Provided entries >>
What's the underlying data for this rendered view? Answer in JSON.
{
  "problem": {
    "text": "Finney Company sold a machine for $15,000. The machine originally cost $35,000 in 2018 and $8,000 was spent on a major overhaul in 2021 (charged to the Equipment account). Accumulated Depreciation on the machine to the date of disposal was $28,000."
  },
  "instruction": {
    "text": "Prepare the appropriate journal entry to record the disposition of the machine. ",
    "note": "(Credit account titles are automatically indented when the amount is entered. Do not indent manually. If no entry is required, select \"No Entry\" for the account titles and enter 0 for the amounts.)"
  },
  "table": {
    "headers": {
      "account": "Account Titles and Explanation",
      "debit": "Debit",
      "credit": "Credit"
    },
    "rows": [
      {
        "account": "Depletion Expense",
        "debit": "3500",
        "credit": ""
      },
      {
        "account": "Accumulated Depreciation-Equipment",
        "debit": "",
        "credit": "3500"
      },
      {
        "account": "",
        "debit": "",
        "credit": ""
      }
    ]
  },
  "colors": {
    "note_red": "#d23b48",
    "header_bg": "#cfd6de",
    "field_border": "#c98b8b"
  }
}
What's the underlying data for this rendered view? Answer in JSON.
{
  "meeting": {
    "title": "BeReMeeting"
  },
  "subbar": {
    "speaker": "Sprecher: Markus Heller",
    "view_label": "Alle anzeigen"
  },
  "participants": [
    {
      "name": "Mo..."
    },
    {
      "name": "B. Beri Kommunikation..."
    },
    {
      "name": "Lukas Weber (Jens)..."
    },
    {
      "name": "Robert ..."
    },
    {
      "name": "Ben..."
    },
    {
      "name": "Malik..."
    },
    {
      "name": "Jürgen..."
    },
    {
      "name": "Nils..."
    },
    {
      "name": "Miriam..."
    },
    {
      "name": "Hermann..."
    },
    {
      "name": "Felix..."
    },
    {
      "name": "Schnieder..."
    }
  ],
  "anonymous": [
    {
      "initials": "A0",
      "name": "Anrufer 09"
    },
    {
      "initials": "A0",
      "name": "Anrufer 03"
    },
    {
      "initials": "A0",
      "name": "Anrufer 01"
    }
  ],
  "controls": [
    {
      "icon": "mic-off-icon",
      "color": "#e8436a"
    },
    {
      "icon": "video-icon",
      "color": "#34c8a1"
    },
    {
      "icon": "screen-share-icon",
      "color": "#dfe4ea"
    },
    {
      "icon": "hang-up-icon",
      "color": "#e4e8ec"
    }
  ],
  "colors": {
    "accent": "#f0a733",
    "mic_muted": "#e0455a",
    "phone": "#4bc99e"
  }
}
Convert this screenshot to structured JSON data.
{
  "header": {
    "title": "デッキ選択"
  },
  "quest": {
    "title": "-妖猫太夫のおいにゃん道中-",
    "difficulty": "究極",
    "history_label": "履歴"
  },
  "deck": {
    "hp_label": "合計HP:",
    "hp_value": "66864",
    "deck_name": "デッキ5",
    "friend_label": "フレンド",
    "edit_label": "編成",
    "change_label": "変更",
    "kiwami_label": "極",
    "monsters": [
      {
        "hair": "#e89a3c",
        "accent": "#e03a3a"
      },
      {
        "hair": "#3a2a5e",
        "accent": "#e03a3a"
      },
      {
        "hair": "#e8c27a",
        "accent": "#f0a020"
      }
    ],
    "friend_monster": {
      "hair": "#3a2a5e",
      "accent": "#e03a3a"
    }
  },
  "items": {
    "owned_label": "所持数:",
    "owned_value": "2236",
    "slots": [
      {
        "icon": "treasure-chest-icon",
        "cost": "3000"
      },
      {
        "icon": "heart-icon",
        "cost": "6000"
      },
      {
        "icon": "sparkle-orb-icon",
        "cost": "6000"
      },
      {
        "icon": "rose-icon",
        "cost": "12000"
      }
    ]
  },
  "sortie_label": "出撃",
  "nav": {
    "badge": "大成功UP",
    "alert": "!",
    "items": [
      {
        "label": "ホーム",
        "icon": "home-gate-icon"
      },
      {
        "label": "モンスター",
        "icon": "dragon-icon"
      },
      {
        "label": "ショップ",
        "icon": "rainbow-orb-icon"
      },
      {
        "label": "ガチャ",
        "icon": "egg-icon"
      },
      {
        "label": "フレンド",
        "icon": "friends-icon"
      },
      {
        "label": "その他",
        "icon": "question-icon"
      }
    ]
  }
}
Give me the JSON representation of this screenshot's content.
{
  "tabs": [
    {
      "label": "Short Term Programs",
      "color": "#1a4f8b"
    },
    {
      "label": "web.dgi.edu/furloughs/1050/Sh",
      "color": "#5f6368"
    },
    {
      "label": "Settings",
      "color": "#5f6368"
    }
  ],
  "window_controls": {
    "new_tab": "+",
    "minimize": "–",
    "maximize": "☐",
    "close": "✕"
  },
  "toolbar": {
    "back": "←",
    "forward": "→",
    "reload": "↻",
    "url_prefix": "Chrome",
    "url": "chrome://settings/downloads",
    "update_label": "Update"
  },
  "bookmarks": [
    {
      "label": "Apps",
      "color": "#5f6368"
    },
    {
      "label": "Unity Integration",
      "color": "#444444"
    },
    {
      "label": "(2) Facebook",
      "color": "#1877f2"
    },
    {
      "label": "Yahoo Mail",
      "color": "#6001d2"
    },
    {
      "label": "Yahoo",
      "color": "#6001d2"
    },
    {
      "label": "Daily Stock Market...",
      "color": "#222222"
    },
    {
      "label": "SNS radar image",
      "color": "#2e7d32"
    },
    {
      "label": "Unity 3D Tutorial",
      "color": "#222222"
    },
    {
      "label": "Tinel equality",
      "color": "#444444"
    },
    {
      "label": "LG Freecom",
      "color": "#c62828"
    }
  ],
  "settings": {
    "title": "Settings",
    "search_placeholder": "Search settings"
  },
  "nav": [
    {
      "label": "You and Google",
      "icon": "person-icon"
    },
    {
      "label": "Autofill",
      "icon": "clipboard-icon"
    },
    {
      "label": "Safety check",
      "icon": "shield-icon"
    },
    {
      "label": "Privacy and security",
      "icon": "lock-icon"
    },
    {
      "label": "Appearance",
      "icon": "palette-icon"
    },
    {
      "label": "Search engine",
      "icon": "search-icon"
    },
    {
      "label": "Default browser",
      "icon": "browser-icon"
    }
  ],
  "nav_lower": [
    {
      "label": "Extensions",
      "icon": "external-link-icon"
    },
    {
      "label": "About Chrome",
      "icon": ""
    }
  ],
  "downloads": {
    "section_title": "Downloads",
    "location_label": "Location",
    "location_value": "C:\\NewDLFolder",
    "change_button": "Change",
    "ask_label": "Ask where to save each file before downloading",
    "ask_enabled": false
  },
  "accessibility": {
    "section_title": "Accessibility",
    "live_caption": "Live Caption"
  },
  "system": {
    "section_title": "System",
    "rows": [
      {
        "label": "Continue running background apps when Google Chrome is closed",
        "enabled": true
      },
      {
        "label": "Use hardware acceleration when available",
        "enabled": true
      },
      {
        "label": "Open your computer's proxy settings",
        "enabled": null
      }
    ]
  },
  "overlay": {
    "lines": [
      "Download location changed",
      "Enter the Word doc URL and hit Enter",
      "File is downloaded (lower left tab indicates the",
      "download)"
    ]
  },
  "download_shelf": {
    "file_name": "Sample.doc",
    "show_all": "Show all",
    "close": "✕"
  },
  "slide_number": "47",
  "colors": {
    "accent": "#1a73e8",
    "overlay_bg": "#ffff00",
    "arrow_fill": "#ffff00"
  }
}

Goal >>
The records above should all be quoted exactly, please.

Expected answer >>
What's the underlying data for this rendered view? Answer in JSON.
{
  "problem": {
    "text": "Finney Company sold a machine for $15,000. The machine originally cost $35,000 in 2018 and $8,000 was spent on a major overhaul in 2021 (charged to the Equipment account). Accumulated Depreciation on the machine to the date of disposal was $28,000."
  },
  "instruction": {
    "text": "Prepare the appropriate journal entry to record the disposition of the machine. ",
    "note": "(Credit account titles are automatically indented when the amount is entered. Do not indent manually. If no entry is required, select \"No Entry\" for the account titles and enter 0 for the amounts.)"
  },
  "table": {
    "headers": {
      "account": "Account Titles and Explanation",
      "debit": "Debit",
      "credit": "Credit"
    },
    "rows": [
      {
        "account": "Depletion Expense",
        "debit": "3500",
        "credit": ""
      },
      {
        "account": "Accumulated Depreciation-Equipment",
        "debit": "",
        "credit": "3500"
      },
      {
        "account": "",
        "debit": "",
        "credit": ""
      }
    ]
  },
  "colors": {
    "note_red": "#d23b48",
    "header_bg": "#cfd6de",
    "field_border": "#c98b8b"
  }
}
What's the underlying data for this rendered view? Answer in JSON.
{
  "meeting": {
    "title": "BeReMeeting"
  },
  "subbar": {
    "speaker": "Sprecher: Markus Heller",
    "view_label": "Alle anzeigen"
  },
  "participants": [
    {
      "name": "Mo..."
    },
    {
      "name": "B. Beri Kommunikation..."
    },
    {
      "name": "Lukas Weber (Jens)..."
    },
    {
      "name": "Robert ..."
    },
    {
      "name": "Ben..."
    },
    {
      "name": "Malik..."
    },
    {
      "name": "Jürgen..."
    },
    {
      "name": "Nils..."
    },
    {
      "name": "Miriam..."
    },
    {
      "name": "Hermann..."
    },
    {
      "name": "Felix..."
    },
    {
      "name": "Schnieder..."
    }
  ],
  "anonymous": [
    {
      "initials": "A0",
      "name": "Anrufer 09"
    },
    {
      "initials": "A0",
      "name": "Anrufer 03"
    },
    {
      "initials": "A0",
      "name": "Anrufer 01"
    }
  ],
  "controls": [
    {
      "icon": "mic-off-icon",
      "color": "#e8436a"
    },
    {
      "icon": "video-icon",
      "color": "#34c8a1"
    },
    {
      "icon": "screen-share-icon",
      "color": "#dfe4ea"
    },
    {
      "icon": "hang-up-icon",
      "color": "#e4e8ec"
    }
  ],
  "colors": {
    "accent": "#f0a733",
    "mic_muted": "#e0455a",
    "phone": "#4bc99e"
  }
}
Convert this screenshot to structured JSON data.
{
  "header": {
    "title": "デッキ選択"
  },
  "quest": {
    "title": "-妖猫太夫のおいにゃん道中-",
    "difficulty": "究極",
    "history_label": "履歴"
  },
  "deck": {
    "hp_label": "合計HP:",
    "hp_value": "66864",
    "deck_name": "デッキ5",
    "friend_label": "フレンド",
    "edit_label": "編成",
    "change_label": "変更",
    "kiwami_label": "極",
    "monsters": [
      {
        "hair": "#e89a3c",
        "accent": "#e03a3a"
      },
      {
        "hair": "#3a2a5e",
        "accent": "#e03a3a"
      },
      {
        "hair": "#e8c27a",
        "accent": "#f0a020"
      }
    ],
    "friend_monster": {
      "hair": "#3a2a5e",
      "accent": "#e03a3a"
    }
  },
  "items": {
    "owned_label": "所持数:",
    "owned_value": "2236",
    "slots": [
      {
        "icon": "treasure-chest-icon",
        "cost": "3000"
      },
      {
        "icon": "heart-icon",
        "cost": "6000"
      },
      {
        "icon": "sparkle-orb-icon",
        "cost": "6000"
      },
      {
        "icon": "rose-icon",
        "cost": "12000"
      }
    ]
  },
  "sortie_label": "出撃",
  "nav": {
    "badge": "大成功UP",
    "alert": "!",
    "items": [
      {
        "label": "ホーム",
        "icon": "home-gate-icon"
      },
      {
        "label": "モンスター",
        "icon": "dragon-icon"
      },
      {
        "label": "ショップ",
        "icon": "rainbow-orb-icon"
      },
      {
        "label": "ガチャ",
        "icon": "egg-icon"
      },
      {
        "label": "フレンド",
        "icon": "friends-icon"
      },
      {
        "label": "その他",
        "icon": "question-icon"
      }
    ]
  }
}
Give me the JSON representation of this screenshot's content.
{
  "tabs": [
    {
      "label": "Short Term Programs",
      "color": "#1a4f8b"
    },
    {
      "label": "web.dgi.edu/furloughs/1050/Sh",
      "color": "#5f6368"
    },
    {
      "label": "Settings",
      "color": "#5f6368"
    }
  ],
  "window_controls": {
    "new_tab": "+",
    "minimize": "–",
    "maximize": "☐",
    "close": "✕"
  },
  "toolbar": {
    "back": "←",
    "forward": "→",
    "reload": "↻",
    "url_prefix": "Chrome",
    "url": "chrome://settings/downloads",
    "update_label": "Update"
  },
  "bookmarks": [
    {
      "label": "Apps",
      "color": "#5f6368"
    },
    {
      "label": "Unity Integration",
      "color": "#444444"
    },
    {
      "label": "(2) Facebook",
      "color": "#1877f2"
    },
    {
      "label": "Yahoo Mail",
      "color": "#6001d2"
    },
    {
      "label": "Yahoo",
      "color": "#6001d2"
    },
    {
      "label": "Daily Stock Market...",
      "color": "#222222"
    },
    {
      "label": "SNS radar image",
      "color": "#2e7d32"
    },
    {
      "label": "Unity 3D Tutorial",
      "color": "#222222"
    },
    {
      "label": "Tinel equality",
      "color": "#444444"
    },
    {
      "label": "LG Freecom",
      "color": "#c62828"
    }
  ],
  "settings": {
    "title": "Settings",
    "search_placeholder": "Search settings"
  },
  "nav": [
    {
      "label": "You and Google",
      "icon": "person-icon"
    },
    {
      "label": "Autofill",
      "icon": "clipboard-icon"
    },
    {
      "label": "Safety check",
      "icon": "shield-icon"
    },
    {
      "label": "Privacy and security",
      "icon": "lock-icon"
    },
    {
      "label": "Appearance",
      "icon": "palette-icon"
    },
    {
      "label": "Search engine",
      "icon": "search-icon"
    },
    {
      "label": "Default browser",
      "icon": "browser-icon"
    }
  ],
  "nav_lower": [
    {
      "label": "Extensions",
      "icon": "external-link-icon"
    },
    {
      "label": "About Chrome",
      "icon": ""
    }
  ],
  "downloads": {
    "section_title": "Downloads",
    "location_label": "Location",
    "location_value": "C:\\NewDLFolder",
    "change_button": "Change",
    "ask_label": "Ask where to save each file before downloading",
    "ask_enabled": false
  },
  "accessibility": {
    "section_title": "Accessibility",
    "live_caption": "Live Caption"
  },
  "system": {
    "section_title": "System",
    "rows": [
      {
        "label": "Continue running background apps when Google Chrome is closed",
        "enabled": true
      },
      {
        "label": "Use hardware acceleration when available",
        "enabled": true
      },
      {
        "label": "Open your computer's proxy settings",
        "enabled": null
      }
    ]
  },
  "overlay": {
    "lines": [
      "Download location changed",
      "Enter the Word doc URL and hit Enter",
      "File is downloaded (lower left tab indicates the",
      "download)"
    ]
  },
  "download_shelf": {
    "file_name": "Sample.doc",
    "show_all": "Show all",
    "close": "✕"
  },
  "slide_number": "47",
  "colors": {
    "accent": "#1a73e8",
    "overlay_bg": "#ffff00",
    "arrow_fill": "#ffff00"
  }
}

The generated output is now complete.